## What the task requires
Drop all images and give the records again exactly.

## Stored records
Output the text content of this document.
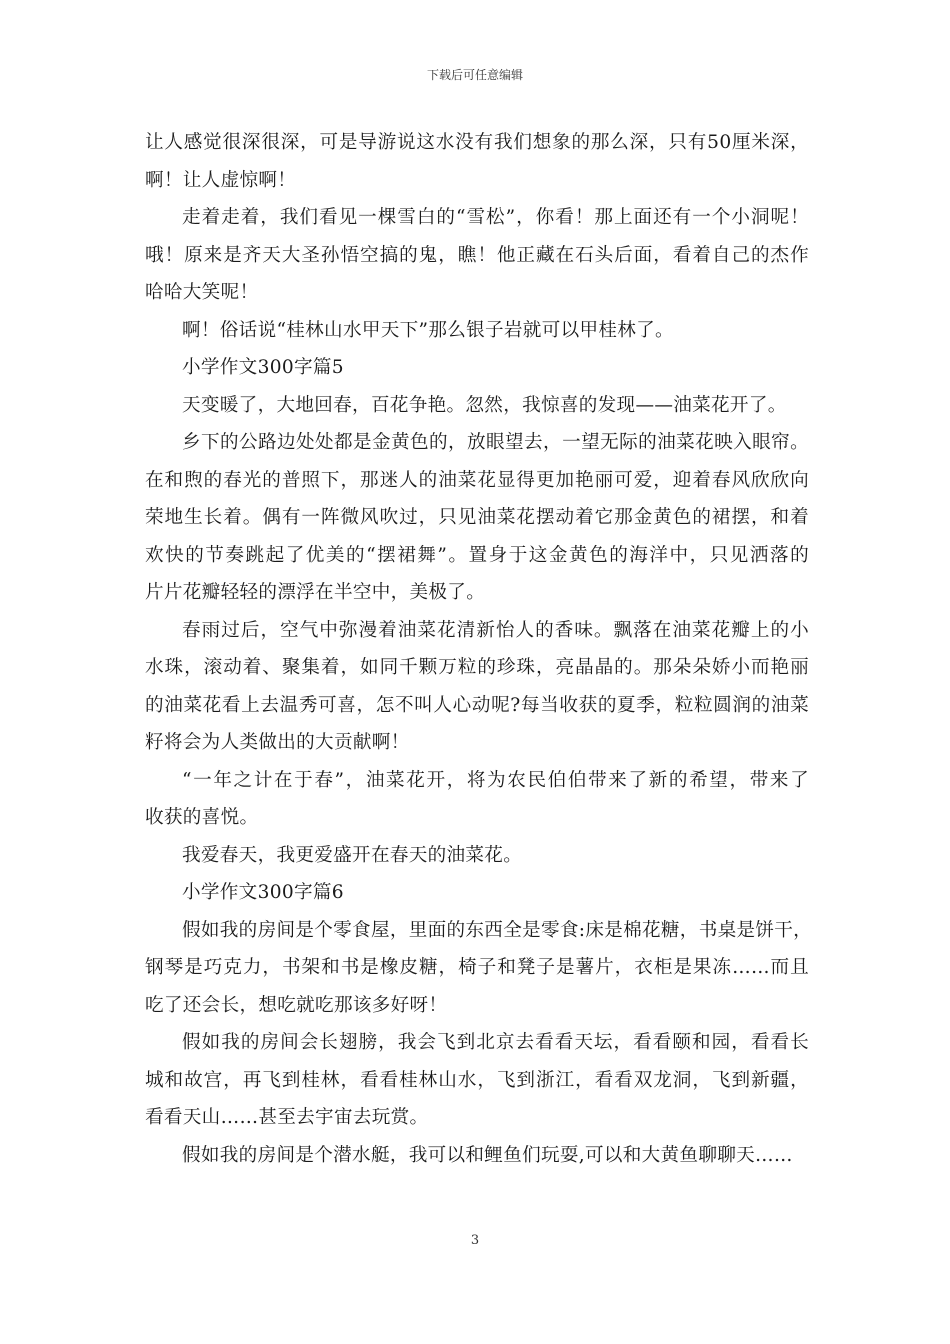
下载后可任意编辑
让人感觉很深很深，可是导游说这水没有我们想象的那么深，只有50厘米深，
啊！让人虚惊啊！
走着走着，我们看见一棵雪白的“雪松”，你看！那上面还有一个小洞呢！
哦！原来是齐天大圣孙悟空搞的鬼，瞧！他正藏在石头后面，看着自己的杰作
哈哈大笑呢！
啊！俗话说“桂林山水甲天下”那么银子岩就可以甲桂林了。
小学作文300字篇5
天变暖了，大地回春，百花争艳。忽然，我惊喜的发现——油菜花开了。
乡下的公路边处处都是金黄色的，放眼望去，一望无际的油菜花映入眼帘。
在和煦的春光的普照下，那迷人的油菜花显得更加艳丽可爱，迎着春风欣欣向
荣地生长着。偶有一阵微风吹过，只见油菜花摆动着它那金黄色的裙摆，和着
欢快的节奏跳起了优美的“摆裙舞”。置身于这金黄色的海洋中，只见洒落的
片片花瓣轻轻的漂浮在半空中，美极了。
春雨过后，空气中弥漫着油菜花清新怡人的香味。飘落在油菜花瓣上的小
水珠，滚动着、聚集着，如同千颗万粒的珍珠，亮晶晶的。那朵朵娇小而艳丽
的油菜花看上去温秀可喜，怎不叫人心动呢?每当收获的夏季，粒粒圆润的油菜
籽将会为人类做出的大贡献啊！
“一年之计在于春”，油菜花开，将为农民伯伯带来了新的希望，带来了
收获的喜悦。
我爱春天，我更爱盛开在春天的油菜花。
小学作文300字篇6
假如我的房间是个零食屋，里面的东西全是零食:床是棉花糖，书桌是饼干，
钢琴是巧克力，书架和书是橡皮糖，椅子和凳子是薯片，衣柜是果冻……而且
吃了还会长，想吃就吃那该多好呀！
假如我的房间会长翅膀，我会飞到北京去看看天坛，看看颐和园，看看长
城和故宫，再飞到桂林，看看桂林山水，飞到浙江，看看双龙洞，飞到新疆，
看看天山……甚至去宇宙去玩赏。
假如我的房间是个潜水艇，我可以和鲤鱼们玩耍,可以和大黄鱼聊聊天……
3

## Response
Output the text content of this document.
下载后可任意编辑
让人感觉很深很深，可是导游说这水没有我们想象的那么深，只有50厘米深，
啊！让人虚惊啊！
走着走着，我们看见一棵雪白的“雪松”，你看！那上面还有一个小洞呢！
哦！原来是齐天大圣孙悟空搞的鬼，瞧！他正藏在石头后面，看着自己的杰作
哈哈大笑呢！
啊！俗话说“桂林山水甲天下”那么银子岩就可以甲桂林了。
小学作文300字篇5
天变暖了，大地回春，百花争艳。忽然，我惊喜的发现——油菜花开了。
乡下的公路边处处都是金黄色的，放眼望去，一望无际的油菜花映入眼帘。
在和煦的春光的普照下，那迷人的油菜花显得更加艳丽可爱，迎着春风欣欣向
荣地生长着。偶有一阵微风吹过，只见油菜花摆动着它那金黄色的裙摆，和着
欢快的节奏跳起了优美的“摆裙舞”。置身于这金黄色的海洋中，只见洒落的
片片花瓣轻轻的漂浮在半空中，美极了。
春雨过后，空气中弥漫着油菜花清新怡人的香味。飘落在油菜花瓣上的小
水珠，滚动着、聚集着，如同千颗万粒的珍珠，亮晶晶的。那朵朵娇小而艳丽
的油菜花看上去温秀可喜，怎不叫人心动呢?每当收获的夏季，粒粒圆润的油菜
籽将会为人类做出的大贡献啊！
“一年之计在于春”，油菜花开，将为农民伯伯带来了新的希望，带来了
收获的喜悦。
我爱春天，我更爱盛开在春天的油菜花。
小学作文300字篇6
假如我的房间是个零食屋，里面的东西全是零食:床是棉花糖，书桌是饼干，
钢琴是巧克力，书架和书是橡皮糖，椅子和凳子是薯片，衣柜是果冻……而且
吃了还会长，想吃就吃那该多好呀！
假如我的房间会长翅膀，我会飞到北京去看看天坛，看看颐和园，看看长
城和故宫，再飞到桂林，看看桂林山水，飞到浙江，看看双龙洞，飞到新疆，
看看天山……甚至去宇宙去玩赏。
假如我的房间是个潜水艇，我可以和鲤鱼们玩耍,可以和大黄鱼聊聊天……
3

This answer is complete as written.